→ **EXERCISE**: Every line containing the word "System" needs to be found and copied.

→ **Data listing**:
- - - - -

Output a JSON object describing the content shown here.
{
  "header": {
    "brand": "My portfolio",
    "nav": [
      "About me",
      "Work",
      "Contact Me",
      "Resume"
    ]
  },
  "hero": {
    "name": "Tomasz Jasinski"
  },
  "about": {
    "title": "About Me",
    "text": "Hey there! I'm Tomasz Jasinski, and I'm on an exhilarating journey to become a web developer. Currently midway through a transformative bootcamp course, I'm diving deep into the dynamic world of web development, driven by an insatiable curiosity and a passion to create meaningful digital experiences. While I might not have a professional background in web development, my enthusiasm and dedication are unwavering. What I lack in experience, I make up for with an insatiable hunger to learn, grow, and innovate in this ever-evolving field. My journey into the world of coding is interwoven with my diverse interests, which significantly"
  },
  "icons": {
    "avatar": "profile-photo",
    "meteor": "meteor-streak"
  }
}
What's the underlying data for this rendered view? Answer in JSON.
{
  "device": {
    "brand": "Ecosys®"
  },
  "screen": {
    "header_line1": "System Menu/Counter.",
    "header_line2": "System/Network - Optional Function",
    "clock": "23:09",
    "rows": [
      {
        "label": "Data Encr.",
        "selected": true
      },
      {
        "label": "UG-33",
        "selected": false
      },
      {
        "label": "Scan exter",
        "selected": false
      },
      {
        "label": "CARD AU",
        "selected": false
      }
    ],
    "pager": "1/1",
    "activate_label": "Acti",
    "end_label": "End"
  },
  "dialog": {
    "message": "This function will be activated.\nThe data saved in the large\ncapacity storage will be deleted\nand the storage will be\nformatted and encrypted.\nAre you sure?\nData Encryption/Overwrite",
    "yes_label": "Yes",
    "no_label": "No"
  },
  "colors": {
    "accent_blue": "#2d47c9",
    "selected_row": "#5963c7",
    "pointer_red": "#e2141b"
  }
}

- - - - -

→ **EXERCISE ANSWER**:
    "header_line1": "System Menu/Counter.",
    "header_line2": "System/Network - Optional Function",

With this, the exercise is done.